▸ Task objective: Copy out every line containing the word "here".

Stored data
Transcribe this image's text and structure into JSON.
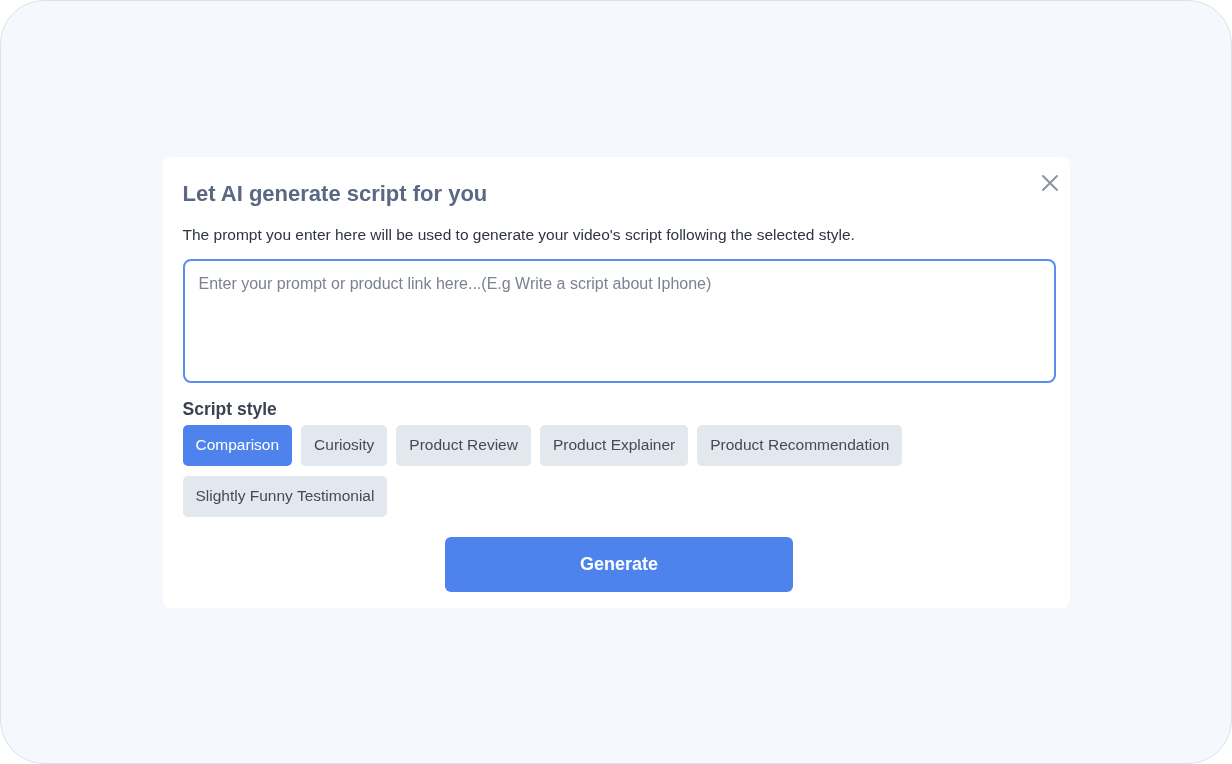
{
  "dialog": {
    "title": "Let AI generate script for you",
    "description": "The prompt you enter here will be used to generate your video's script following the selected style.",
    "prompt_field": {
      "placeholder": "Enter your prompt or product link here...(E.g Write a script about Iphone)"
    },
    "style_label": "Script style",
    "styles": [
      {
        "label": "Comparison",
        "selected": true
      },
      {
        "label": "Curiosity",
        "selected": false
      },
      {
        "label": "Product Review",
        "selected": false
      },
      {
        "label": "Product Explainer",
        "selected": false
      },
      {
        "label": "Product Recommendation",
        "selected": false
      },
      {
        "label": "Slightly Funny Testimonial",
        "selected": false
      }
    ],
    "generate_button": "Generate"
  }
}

▸ Exercise result:
    "description": "The prompt you enter here will be used to generate your video's script following the selected style.",
      "placeholder": "Enter your prompt or product link here...(E.g Write a script about Iphone)"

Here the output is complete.